(Recorded data)
▬▬▬▬▬▬▬▬▬▬

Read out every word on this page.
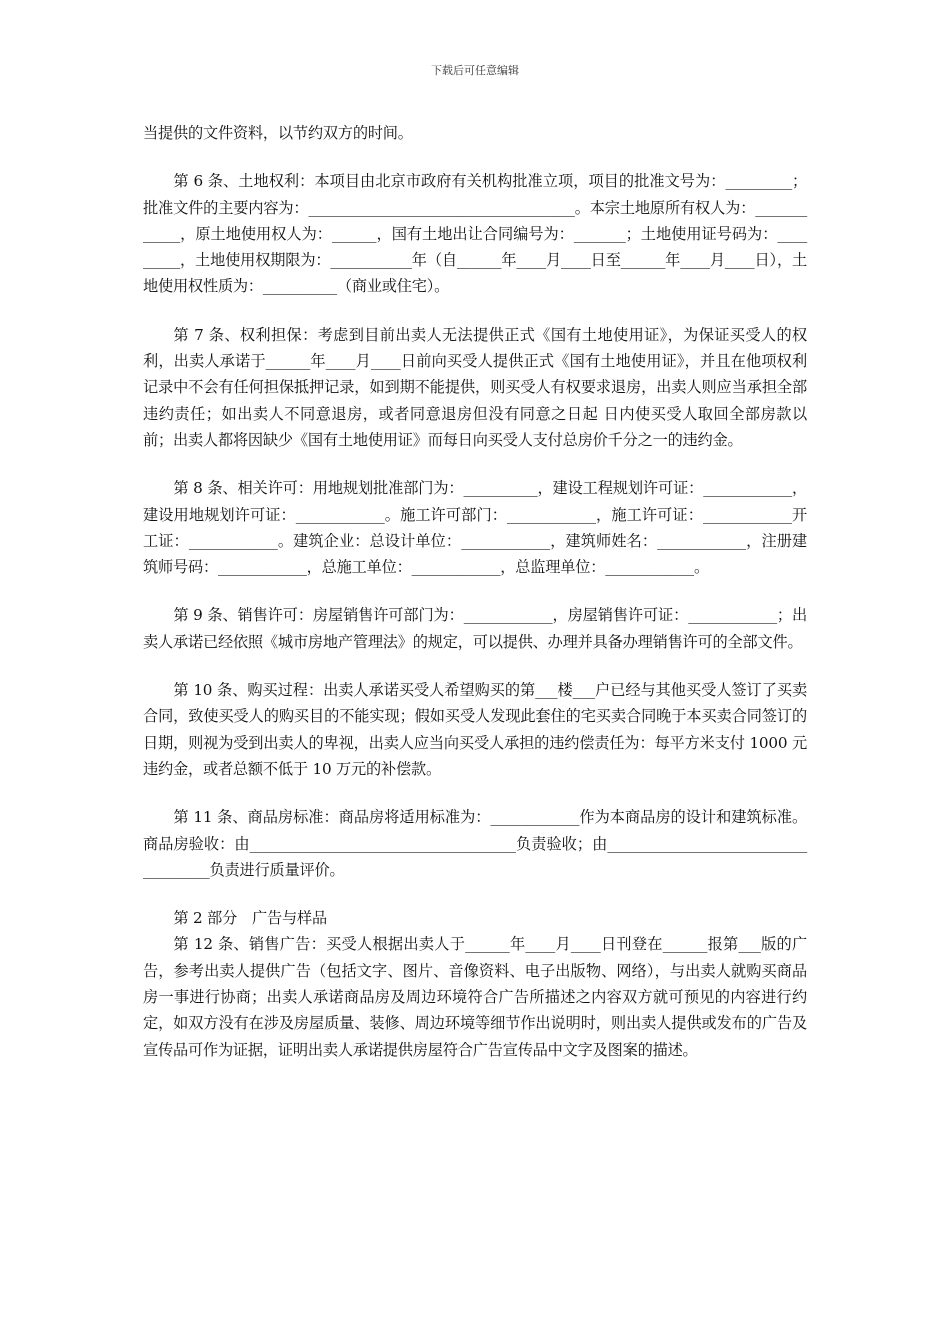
下载后可任意编辑

当提供的文件资料，以节约双方的时间。

第 6 条、土地权利：本项目由北京市政府有关机构批准立项，项目的批准文号为：_________；批准文件的主要内容为：____________________________________。本宗土地原所有权人为：____________，原土地使用权人为：______，国有土地出让合同编号为：_______；土地使用证号码为：_________，土地使用权期限为：___________年（自______年____月____日至______年____月____日），土地使用权性质为：__________（商业或住宅）。

第 7 条、权利担保：考虑到目前出卖人无法提供正式《国有土地使用证》，为保证买受人的权利，出卖人承诺于______年____月____日前向买受人提供正式《国有土地使用证》，并且在他项权利记录中不会有任何担保抵押记录，如到期不能提供，则买受人有权要求退房，出卖人则应当承担全部违约责任；如出卖人不同意退房，或者同意退房但没有同意之日起 日内使买受人取回全部房款以前；出卖人都将因缺少《国有土地使用证》而每日向买受人支付总房价千分之一的违约金。

第 8 条、相关许可：用地规划批准部门为：__________，建设工程规划许可证：____________，建设用地规划许可证：____________。施工许可部门：____________，施工许可证：____________开工证：____________。建筑企业：总设计单位：____________，建筑师姓名：____________，注册建筑师号码：____________，总施工单位：____________，总监理单位：____________。

第 9 条、销售许可：房屋销售许可部门为：____________，房屋销售许可证：____________；出卖人承诺已经依照《城市房地产管理法》的规定，可以提供、办理并具备办理销售许可的全部文件。

第 10 条、购买过程：出卖人承诺买受人希望购买的第___楼___户已经与其他买受人签订了买卖合同，致使买受人的购买目的不能实现；假如买受人发现此套住的宅买卖合同晚于本买卖合同签订的日期，则视为受到出卖人的卑视，出卖人应当向买受人承担的违约偿责任为：每平方米支付 1000 元违约金，或者总额不低于 10 万元的补偿款。

第 11 条、商品房标准：商品房将适用标准为：____________作为本商品房的设计和建筑标准。商品房验收：由____________________________________负责验收；由____________________________________负责进行质量评价。

第 2 部分　广告与样品

第 12 条、销售广告：买受人根据出卖人于______年____月____日刊登在______报第___版的广告，参考出卖人提供广告（包括文字、图片、音像资料、电子出版物、网络），与出卖人就购买商品房一事进行协商；出卖人承诺商品房及周边环境符合广告所描述之内容双方就可预见的内容进行约定，如双方没有在涉及房屋质量、装修、周边环境等细节作出说明时，则出卖人提供或发布的广告及宣传品可作为证据，证明出卖人承诺提供房屋符合广告宣传品中文字及图案的描述。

▬▬▬▬▬▬▬▬▬▬

* _Exercise aim_:
Each entry must be retyped word for word, with every image omitted.

* _Task answer_:
Read out every word on this page.
下载后可任意编辑

当提供的文件资料，以节约双方的时间。

第 6 条、土地权利：本项目由北京市政府有关机构批准立项，项目的批准文号为：_________；批准文件的主要内容为：____________________________________。本宗土地原所有权人为：____________，原土地使用权人为：______，国有土地出让合同编号为：_______；土地使用证号码为：_________，土地使用权期限为：___________年（自______年____月____日至______年____月____日），土地使用权性质为：__________（商业或住宅）。

第 7 条、权利担保：考虑到目前出卖人无法提供正式《国有土地使用证》，为保证买受人的权利，出卖人承诺于______年____月____日前向买受人提供正式《国有土地使用证》，并且在他项权利记录中不会有任何担保抵押记录，如到期不能提供，则买受人有权要求退房，出卖人则应当承担全部违约责任；如出卖人不同意退房，或者同意退房但没有同意之日起 日内使买受人取回全部房款以前；出卖人都将因缺少《国有土地使用证》而每日向买受人支付总房价千分之一的违约金。

第 8 条、相关许可：用地规划批准部门为：__________，建设工程规划许可证：____________，建设用地规划许可证：____________。施工许可部门：____________，施工许可证：____________开工证：____________。建筑企业：总设计单位：____________，建筑师姓名：____________，注册建筑师号码：____________，总施工单位：____________，总监理单位：____________。

第 9 条、销售许可：房屋销售许可部门为：____________，房屋销售许可证：____________；出卖人承诺已经依照《城市房地产管理法》的规定，可以提供、办理并具备办理销售许可的全部文件。

第 10 条、购买过程：出卖人承诺买受人希望购买的第___楼___户已经与其他买受人签订了买卖合同，致使买受人的购买目的不能实现；假如买受人发现此套住的宅买卖合同晚于本买卖合同签订的日期，则视为受到出卖人的卑视，出卖人应当向买受人承担的违约偿责任为：每平方米支付 1000 元违约金，或者总额不低于 10 万元的补偿款。

第 11 条、商品房标准：商品房将适用标准为：____________作为本商品房的设计和建筑标准。商品房验收：由____________________________________负责验收；由____________________________________负责进行质量评价。

第 2 部分　广告与样品

第 12 条、销售广告：买受人根据出卖人于______年____月____日刊登在______报第___版的广告，参考出卖人提供广告（包括文字、图片、音像资料、电子出版物、网络），与出卖人就购买商品房一事进行协商；出卖人承诺商品房及周边环境符合广告所描述之内容双方就可预见的内容进行约定，如双方没有在涉及房屋质量、装修、周边环境等细节作出说明时，则出卖人提供或发布的广告及宣传品可作为证据，证明出卖人承诺提供房屋符合广告宣传品中文字及图案的描述。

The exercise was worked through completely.